Directions
Each record is to be transcribed exactly.

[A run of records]
┄┄┄┄┄┄┄┄┄┄

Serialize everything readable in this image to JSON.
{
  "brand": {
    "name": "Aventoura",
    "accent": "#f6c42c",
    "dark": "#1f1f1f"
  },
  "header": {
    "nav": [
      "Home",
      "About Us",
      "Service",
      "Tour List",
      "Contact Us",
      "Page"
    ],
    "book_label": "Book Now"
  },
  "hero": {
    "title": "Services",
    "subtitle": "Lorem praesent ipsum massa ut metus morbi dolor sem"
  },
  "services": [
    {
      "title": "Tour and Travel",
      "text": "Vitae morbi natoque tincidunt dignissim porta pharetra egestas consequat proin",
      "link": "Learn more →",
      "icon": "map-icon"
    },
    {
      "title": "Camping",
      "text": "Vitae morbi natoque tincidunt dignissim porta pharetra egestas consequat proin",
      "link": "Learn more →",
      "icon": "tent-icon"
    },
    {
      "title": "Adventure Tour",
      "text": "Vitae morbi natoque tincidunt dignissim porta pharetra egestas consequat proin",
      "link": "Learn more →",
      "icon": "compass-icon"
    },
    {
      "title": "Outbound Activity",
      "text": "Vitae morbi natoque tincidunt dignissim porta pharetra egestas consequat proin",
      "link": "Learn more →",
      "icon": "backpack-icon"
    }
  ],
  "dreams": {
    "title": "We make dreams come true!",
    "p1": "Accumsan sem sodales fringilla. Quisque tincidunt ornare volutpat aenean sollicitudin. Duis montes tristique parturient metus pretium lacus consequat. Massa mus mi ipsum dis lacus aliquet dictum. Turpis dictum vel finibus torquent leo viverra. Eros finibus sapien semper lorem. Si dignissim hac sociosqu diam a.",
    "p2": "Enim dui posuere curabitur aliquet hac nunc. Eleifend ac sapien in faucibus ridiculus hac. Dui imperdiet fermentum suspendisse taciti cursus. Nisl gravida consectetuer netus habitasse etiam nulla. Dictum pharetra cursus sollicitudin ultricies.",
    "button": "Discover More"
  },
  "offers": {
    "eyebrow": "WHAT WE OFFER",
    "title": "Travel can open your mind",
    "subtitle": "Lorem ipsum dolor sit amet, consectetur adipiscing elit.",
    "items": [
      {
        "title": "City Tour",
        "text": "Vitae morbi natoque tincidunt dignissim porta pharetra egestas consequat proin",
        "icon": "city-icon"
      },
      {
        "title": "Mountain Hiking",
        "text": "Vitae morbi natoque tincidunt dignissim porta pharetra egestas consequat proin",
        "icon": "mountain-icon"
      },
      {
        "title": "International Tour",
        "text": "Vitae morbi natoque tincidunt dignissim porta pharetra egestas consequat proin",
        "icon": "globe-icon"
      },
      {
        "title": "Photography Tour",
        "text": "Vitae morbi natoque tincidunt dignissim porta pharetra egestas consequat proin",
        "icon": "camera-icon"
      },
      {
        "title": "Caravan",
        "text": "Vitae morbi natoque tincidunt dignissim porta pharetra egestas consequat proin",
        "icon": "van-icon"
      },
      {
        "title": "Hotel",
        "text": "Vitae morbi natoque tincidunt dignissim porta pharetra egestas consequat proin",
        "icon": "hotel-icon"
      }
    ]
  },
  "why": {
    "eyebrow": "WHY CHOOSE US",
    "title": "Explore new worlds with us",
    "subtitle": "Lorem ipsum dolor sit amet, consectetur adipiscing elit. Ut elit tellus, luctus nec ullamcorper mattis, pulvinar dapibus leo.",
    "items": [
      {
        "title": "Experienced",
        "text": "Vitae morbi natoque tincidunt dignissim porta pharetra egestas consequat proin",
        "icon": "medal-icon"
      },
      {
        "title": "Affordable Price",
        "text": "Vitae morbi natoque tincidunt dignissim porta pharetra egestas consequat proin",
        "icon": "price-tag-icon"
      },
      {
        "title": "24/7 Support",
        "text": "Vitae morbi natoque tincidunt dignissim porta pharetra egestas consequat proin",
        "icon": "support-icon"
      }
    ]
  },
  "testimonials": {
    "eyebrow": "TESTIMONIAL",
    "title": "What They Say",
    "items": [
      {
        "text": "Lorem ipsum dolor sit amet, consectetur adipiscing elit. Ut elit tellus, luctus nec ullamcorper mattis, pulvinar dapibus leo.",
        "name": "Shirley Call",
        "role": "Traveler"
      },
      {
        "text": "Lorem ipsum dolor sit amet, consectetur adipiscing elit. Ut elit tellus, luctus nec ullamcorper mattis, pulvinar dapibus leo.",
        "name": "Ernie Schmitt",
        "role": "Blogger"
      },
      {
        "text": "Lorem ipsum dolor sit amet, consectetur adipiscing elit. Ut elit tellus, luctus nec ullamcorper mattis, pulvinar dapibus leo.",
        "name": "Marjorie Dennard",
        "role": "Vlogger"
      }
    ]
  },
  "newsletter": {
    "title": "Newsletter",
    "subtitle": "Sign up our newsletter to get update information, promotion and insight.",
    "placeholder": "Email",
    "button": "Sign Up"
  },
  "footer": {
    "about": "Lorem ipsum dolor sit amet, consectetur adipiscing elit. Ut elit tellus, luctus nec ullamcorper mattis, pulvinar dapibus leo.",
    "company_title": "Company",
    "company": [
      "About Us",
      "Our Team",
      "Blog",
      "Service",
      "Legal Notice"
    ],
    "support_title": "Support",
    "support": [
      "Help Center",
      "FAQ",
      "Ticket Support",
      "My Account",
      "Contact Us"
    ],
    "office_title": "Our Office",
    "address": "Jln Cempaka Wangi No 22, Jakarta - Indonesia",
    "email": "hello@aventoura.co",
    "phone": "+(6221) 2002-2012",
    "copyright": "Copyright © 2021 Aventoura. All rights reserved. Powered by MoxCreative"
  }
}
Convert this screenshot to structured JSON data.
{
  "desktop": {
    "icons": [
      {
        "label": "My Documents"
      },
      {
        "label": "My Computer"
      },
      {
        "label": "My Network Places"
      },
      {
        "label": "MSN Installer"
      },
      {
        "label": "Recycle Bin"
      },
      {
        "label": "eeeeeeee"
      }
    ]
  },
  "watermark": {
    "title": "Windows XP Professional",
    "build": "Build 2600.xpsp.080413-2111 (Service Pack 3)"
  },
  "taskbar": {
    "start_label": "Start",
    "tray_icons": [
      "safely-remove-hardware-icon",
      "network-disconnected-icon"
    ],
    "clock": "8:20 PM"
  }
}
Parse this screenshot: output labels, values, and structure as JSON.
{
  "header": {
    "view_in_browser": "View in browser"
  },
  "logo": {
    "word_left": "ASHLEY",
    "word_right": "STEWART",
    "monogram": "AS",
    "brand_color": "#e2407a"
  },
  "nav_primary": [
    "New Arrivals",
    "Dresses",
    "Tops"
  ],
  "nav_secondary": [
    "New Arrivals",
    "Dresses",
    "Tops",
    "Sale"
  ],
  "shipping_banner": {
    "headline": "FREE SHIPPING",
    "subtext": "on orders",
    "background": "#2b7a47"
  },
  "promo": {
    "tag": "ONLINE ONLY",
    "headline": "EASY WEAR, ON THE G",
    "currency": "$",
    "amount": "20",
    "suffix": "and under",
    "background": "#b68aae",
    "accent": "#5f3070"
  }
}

┄┄┄┄┄┄┄┄┄┄

Task response
Serialize everything readable in this image to JSON.
{
  "brand": {
    "name": "Aventoura",
    "accent": "#f6c42c",
    "dark": "#1f1f1f"
  },
  "header": {
    "nav": [
      "Home",
      "About Us",
      "Service",
      "Tour List",
      "Contact Us",
      "Page"
    ],
    "book_label": "Book Now"
  },
  "hero": {
    "title": "Services",
    "subtitle": "Lorem praesent ipsum massa ut metus morbi dolor sem"
  },
  "services": [
    {
      "title": "Tour and Travel",
      "text": "Vitae morbi natoque tincidunt dignissim porta pharetra egestas consequat proin",
      "link": "Learn more →",
      "icon": "map-icon"
    },
    {
      "title": "Camping",
      "text": "Vitae morbi natoque tincidunt dignissim porta pharetra egestas consequat proin",
      "link": "Learn more →",
      "icon": "tent-icon"
    },
    {
      "title": "Adventure Tour",
      "text": "Vitae morbi natoque tincidunt dignissim porta pharetra egestas consequat proin",
      "link": "Learn more →",
      "icon": "compass-icon"
    },
    {
      "title": "Outbound Activity",
      "text": "Vitae morbi natoque tincidunt dignissim porta pharetra egestas consequat proin",
      "link": "Learn more →",
      "icon": "backpack-icon"
    }
  ],
  "dreams": {
    "title": "We make dreams come true!",
    "p1": "Accumsan sem sodales fringilla. Quisque tincidunt ornare volutpat aenean sollicitudin. Duis montes tristique parturient metus pretium lacus consequat. Massa mus mi ipsum dis lacus aliquet dictum. Turpis dictum vel finibus torquent leo viverra. Eros finibus sapien semper lorem. Si dignissim hac sociosqu diam a.",
    "p2": "Enim dui posuere curabitur aliquet hac nunc. Eleifend ac sapien in faucibus ridiculus hac. Dui imperdiet fermentum suspendisse taciti cursus. Nisl gravida consectetuer netus habitasse etiam nulla. Dictum pharetra cursus sollicitudin ultricies.",
    "button": "Discover More"
  },
  "offers": {
    "eyebrow": "WHAT WE OFFER",
    "title": "Travel can open your mind",
    "subtitle": "Lorem ipsum dolor sit amet, consectetur adipiscing elit.",
    "items": [
      {
        "title": "City Tour",
        "text": "Vitae morbi natoque tincidunt dignissim porta pharetra egestas consequat proin",
        "icon": "city-icon"
      },
      {
        "title": "Mountain Hiking",
        "text": "Vitae morbi natoque tincidunt dignissim porta pharetra egestas consequat proin",
        "icon": "mountain-icon"
      },
      {
        "title": "International Tour",
        "text": "Vitae morbi natoque tincidunt dignissim porta pharetra egestas consequat proin",
        "icon": "globe-icon"
      },
      {
        "title": "Photography Tour",
        "text": "Vitae morbi natoque tincidunt dignissim porta pharetra egestas consequat proin",
        "icon": "camera-icon"
      },
      {
        "title": "Caravan",
        "text": "Vitae morbi natoque tincidunt dignissim porta pharetra egestas consequat proin",
        "icon": "van-icon"
      },
      {
        "title": "Hotel",
        "text": "Vitae morbi natoque tincidunt dignissim porta pharetra egestas consequat proin",
        "icon": "hotel-icon"
      }
    ]
  },
  "why": {
    "eyebrow": "WHY CHOOSE US",
    "title": "Explore new worlds with us",
    "subtitle": "Lorem ipsum dolor sit amet, consectetur adipiscing elit. Ut elit tellus, luctus nec ullamcorper mattis, pulvinar dapibus leo.",
    "items": [
      {
        "title": "Experienced",
        "text": "Vitae morbi natoque tincidunt dignissim porta pharetra egestas consequat proin",
        "icon": "medal-icon"
      },
      {
        "title": "Affordable Price",
        "text": "Vitae morbi natoque tincidunt dignissim porta pharetra egestas consequat proin",
        "icon": "price-tag-icon"
      },
      {
        "title": "24/7 Support",
        "text": "Vitae morbi natoque tincidunt dignissim porta pharetra egestas consequat proin",
        "icon": "support-icon"
      }
    ]
  },
  "testimonials": {
    "eyebrow": "TESTIMONIAL",
    "title": "What They Say",
    "items": [
      {
        "text": "Lorem ipsum dolor sit amet, consectetur adipiscing elit. Ut elit tellus, luctus nec ullamcorper mattis, pulvinar dapibus leo.",
        "name": "Shirley Call",
        "role": "Traveler"
      },
      {
        "text": "Lorem ipsum dolor sit amet, consectetur adipiscing elit. Ut elit tellus, luctus nec ullamcorper mattis, pulvinar dapibus leo.",
        "name": "Ernie Schmitt",
        "role": "Blogger"
      },
      {
        "text": "Lorem ipsum dolor sit amet, consectetur adipiscing elit. Ut elit tellus, luctus nec ullamcorper mattis, pulvinar dapibus leo.",
        "name": "Marjorie Dennard",
        "role": "Vlogger"
      }
    ]
  },
  "newsletter": {
    "title": "Newsletter",
    "subtitle": "Sign up our newsletter to get update information, promotion and insight.",
    "placeholder": "Email",
    "button": "Sign Up"
  },
  "footer": {
    "about": "Lorem ipsum dolor sit amet, consectetur adipiscing elit. Ut elit tellus, luctus nec ullamcorper mattis, pulvinar dapibus leo.",
    "company_title": "Company",
    "company": [
      "About Us",
      "Our Team",
      "Blog",
      "Service",
      "Legal Notice"
    ],
    "support_title": "Support",
    "support": [
      "Help Center",
      "FAQ",
      "Ticket Support",
      "My Account",
      "Contact Us"
    ],
    "office_title": "Our Office",
    "address": "Jln Cempaka Wangi No 22, Jakarta - Indonesia",
    "email": "hello@aventoura.co",
    "phone": "+(6221) 2002-2012",
    "copyright": "Copyright © 2021 Aventoura. All rights reserved. Powered by MoxCreative"
  }
}
Convert this screenshot to structured JSON data.
{
  "desktop": {
    "icons": [
      {
        "label": "My Documents"
      },
      {
        "label": "My Computer"
      },
      {
        "label": "My Network Places"
      },
      {
        "label": "MSN Installer"
      },
      {
        "label": "Recycle Bin"
      },
      {
        "label": "eeeeeeee"
      }
    ]
  },
  "watermark": {
    "title": "Windows XP Professional",
    "build": "Build 2600.xpsp.080413-2111 (Service Pack 3)"
  },
  "taskbar": {
    "start_label": "Start",
    "tray_icons": [
      "safely-remove-hardware-icon",
      "network-disconnected-icon"
    ],
    "clock": "8:20 PM"
  }
}
Parse this screenshot: output labels, values, and structure as JSON.
{
  "header": {
    "view_in_browser": "View in browser"
  },
  "logo": {
    "word_left": "ASHLEY",
    "word_right": "STEWART",
    "monogram": "AS",
    "brand_color": "#e2407a"
  },
  "nav_primary": [
    "New Arrivals",
    "Dresses",
    "Tops"
  ],
  "nav_secondary": [
    "New Arrivals",
    "Dresses",
    "Tops",
    "Sale"
  ],
  "shipping_banner": {
    "headline": "FREE SHIPPING",
    "subtext": "on orders",
    "background": "#2b7a47"
  },
  "promo": {
    "tag": "ONLINE ONLY",
    "headline": "EASY WEAR, ON THE G",
    "currency": "$",
    "amount": "20",
    "suffix": "and under",
    "background": "#b68aae",
    "accent": "#5f3070"
  }
}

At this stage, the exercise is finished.